(Stored records)
++++++++
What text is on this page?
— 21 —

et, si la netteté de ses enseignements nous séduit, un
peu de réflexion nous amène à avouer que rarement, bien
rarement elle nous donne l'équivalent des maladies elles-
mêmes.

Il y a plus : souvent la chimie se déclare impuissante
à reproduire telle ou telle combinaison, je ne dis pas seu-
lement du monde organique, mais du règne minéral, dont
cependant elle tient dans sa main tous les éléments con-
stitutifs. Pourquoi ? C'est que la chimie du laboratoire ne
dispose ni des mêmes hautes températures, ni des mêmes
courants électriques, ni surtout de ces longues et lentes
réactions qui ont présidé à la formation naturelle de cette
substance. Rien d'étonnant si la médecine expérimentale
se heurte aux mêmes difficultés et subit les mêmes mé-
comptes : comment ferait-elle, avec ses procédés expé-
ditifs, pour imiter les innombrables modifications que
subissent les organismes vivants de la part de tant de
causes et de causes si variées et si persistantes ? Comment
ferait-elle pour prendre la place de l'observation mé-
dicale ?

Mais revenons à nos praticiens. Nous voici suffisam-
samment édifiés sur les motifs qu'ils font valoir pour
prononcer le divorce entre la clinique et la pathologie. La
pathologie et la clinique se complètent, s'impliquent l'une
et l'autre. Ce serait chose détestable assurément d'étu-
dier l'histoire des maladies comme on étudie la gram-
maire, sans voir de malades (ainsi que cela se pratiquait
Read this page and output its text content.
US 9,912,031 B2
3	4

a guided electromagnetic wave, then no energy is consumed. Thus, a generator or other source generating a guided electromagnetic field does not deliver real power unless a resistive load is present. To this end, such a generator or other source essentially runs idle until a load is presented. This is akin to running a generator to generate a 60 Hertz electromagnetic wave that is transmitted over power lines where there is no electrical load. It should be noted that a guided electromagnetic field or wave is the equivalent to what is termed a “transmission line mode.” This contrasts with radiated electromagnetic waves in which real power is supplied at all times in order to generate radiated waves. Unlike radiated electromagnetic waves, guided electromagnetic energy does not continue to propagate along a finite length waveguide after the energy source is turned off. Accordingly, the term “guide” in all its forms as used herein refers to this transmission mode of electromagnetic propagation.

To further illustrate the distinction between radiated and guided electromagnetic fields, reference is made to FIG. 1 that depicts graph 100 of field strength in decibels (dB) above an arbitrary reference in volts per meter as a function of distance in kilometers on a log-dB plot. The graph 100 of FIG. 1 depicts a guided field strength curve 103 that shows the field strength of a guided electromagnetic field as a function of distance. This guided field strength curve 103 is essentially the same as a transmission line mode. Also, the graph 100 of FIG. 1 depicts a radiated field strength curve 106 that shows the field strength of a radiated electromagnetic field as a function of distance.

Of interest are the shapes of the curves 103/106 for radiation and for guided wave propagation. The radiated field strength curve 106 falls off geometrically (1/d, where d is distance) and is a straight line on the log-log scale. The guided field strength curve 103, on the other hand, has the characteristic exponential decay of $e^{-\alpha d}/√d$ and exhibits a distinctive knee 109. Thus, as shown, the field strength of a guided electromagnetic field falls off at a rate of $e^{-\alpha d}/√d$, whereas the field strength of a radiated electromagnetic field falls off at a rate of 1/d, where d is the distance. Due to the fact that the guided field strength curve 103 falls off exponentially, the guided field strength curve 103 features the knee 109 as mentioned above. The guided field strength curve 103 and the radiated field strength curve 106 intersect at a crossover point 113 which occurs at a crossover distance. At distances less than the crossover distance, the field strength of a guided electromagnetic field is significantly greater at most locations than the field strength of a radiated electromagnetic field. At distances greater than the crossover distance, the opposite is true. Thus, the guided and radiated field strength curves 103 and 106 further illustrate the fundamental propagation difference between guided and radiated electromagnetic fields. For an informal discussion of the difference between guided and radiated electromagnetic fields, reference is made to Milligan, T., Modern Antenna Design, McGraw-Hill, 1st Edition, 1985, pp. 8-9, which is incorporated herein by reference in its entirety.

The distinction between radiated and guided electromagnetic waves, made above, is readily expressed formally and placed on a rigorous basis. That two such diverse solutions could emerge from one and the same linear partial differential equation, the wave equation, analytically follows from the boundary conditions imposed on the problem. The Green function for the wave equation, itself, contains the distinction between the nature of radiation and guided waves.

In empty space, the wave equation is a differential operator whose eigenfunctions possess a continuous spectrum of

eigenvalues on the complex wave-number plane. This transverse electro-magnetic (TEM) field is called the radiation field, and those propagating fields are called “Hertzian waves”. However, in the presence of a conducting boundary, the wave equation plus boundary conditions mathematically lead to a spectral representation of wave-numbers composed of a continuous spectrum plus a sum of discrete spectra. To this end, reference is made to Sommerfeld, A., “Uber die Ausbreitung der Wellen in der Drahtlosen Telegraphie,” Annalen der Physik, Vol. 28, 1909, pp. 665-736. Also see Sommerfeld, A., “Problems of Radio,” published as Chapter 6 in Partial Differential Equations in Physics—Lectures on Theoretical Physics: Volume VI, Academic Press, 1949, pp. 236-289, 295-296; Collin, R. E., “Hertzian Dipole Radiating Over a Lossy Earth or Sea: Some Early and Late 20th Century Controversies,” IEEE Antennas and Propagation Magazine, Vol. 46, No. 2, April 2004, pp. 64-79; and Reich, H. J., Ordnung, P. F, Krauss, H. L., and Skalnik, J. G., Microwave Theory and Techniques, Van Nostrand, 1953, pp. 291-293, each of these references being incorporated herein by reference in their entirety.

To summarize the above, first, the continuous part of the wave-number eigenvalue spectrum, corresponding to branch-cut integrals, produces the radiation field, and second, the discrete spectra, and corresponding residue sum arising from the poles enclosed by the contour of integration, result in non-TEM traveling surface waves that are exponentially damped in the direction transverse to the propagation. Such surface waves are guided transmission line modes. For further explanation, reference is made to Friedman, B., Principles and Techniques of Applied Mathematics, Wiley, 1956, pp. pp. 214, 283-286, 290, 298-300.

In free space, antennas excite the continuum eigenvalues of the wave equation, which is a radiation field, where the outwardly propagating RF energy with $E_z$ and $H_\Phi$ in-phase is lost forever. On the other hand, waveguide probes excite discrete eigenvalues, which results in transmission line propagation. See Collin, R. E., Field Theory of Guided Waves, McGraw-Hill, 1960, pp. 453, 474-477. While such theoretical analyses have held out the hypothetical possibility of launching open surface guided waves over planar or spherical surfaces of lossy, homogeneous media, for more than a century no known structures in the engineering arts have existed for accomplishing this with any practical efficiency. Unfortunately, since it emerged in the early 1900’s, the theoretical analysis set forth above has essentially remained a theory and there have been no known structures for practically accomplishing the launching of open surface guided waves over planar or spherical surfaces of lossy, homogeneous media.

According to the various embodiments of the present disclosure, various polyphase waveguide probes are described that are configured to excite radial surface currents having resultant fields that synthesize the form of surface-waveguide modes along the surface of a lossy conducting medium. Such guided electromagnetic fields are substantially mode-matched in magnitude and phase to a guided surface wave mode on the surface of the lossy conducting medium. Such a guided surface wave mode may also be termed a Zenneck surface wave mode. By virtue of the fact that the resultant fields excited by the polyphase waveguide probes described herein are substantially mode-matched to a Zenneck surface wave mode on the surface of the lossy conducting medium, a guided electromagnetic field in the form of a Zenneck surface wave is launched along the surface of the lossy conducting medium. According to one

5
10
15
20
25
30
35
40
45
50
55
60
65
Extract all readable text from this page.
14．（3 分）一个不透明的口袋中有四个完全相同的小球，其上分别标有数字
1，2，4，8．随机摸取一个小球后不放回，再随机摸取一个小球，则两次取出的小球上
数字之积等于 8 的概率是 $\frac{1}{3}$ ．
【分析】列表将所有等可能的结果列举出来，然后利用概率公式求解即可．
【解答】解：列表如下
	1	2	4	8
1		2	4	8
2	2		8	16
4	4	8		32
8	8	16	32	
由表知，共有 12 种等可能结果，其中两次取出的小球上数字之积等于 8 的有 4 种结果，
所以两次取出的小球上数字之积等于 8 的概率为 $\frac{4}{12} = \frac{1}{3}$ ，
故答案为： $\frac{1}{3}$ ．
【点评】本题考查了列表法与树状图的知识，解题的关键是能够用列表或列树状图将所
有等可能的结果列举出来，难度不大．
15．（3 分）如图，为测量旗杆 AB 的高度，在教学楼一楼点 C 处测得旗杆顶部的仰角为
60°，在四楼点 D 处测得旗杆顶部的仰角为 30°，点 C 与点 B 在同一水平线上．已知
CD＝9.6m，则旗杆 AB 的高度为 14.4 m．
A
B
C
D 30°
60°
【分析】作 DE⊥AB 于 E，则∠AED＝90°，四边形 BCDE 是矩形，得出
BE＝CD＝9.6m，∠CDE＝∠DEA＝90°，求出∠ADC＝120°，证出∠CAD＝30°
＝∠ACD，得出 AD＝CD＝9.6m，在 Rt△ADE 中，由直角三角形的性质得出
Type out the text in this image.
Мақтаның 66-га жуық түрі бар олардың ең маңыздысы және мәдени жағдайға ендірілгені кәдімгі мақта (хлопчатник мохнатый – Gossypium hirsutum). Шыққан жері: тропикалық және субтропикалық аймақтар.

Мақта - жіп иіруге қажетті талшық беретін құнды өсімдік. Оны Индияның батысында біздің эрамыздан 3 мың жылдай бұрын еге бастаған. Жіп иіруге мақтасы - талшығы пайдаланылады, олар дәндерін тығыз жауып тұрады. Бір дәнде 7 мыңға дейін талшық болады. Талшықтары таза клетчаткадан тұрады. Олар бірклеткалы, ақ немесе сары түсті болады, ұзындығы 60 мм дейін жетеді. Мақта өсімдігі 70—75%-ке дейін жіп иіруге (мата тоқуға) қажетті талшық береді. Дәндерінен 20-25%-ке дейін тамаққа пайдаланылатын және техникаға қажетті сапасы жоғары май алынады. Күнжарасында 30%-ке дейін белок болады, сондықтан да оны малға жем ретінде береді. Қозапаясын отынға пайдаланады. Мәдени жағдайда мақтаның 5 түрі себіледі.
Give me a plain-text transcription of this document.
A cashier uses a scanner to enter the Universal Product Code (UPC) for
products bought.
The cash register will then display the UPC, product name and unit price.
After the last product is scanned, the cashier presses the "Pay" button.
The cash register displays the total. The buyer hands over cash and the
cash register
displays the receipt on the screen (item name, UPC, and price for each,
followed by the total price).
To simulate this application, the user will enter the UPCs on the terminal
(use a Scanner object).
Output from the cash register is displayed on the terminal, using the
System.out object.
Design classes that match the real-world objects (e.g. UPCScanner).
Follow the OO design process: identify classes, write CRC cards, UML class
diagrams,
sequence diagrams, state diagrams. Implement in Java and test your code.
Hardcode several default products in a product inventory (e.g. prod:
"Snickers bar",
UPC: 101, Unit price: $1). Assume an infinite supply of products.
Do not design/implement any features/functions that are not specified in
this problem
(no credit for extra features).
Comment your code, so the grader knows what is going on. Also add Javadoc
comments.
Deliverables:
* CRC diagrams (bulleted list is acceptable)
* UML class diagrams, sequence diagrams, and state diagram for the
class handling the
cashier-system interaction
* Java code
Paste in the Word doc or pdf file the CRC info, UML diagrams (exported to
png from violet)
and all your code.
++++++++
STATED PROBLEM: Wherever the word "处测得旗杆顶部的仰角为" occurs in a line of the listing, copy that line.

SOLUTION FOR THIS EXERCISE:
15．（3 分）如图，为测量旗杆 AB 的高度，在教学楼一楼点 C 处测得旗杆顶部的仰角为
60°，在四楼点 D 处测得旗杆顶部的仰角为 30°，点 C 与点 B 在同一水平线上．已知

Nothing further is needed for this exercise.